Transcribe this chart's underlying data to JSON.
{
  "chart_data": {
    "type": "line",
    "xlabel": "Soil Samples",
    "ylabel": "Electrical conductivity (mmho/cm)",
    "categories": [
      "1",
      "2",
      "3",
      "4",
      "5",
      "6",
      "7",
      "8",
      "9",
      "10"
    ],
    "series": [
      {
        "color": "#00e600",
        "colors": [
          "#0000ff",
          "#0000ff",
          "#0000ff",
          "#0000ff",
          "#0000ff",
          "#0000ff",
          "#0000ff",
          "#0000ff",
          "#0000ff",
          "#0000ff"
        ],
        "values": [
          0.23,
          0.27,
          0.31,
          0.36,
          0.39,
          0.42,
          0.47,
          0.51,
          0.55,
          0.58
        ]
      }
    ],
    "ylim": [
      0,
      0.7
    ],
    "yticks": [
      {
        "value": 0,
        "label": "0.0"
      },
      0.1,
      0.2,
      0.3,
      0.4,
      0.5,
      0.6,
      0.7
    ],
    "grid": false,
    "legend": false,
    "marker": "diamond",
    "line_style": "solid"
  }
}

:::::

From the records above, extract every entry exactly as given.

● FULL ANSWER:
Transcribe this chart's underlying data to JSON.
{
  "chart_data": {
    "type": "line",
    "xlabel": "Soil Samples",
    "ylabel": "Electrical conductivity (mmho/cm)",
    "categories": [
      "1",
      "2",
      "3",
      "4",
      "5",
      "6",
      "7",
      "8",
      "9",
      "10"
    ],
    "series": [
      {
        "color": "#00e600",
        "colors": [
          "#0000ff",
          "#0000ff",
          "#0000ff",
          "#0000ff",
          "#0000ff",
          "#0000ff",
          "#0000ff",
          "#0000ff",
          "#0000ff",
          "#0000ff"
        ],
        "values": [
          0.23,
          0.27,
          0.31,
          0.36,
          0.39,
          0.42,
          0.47,
          0.51,
          0.55,
          0.58
        ]
      }
    ],
    "ylim": [
      0,
      0.7
    ],
    "yticks": [
      {
        "value": 0,
        "label": "0.0"
      },
      0.1,
      0.2,
      0.3,
      0.4,
      0.5,
      0.6,
      0.7
    ],
    "grid": false,
    "legend": false,
    "marker": "diamond",
    "line_style": "solid"
  }
}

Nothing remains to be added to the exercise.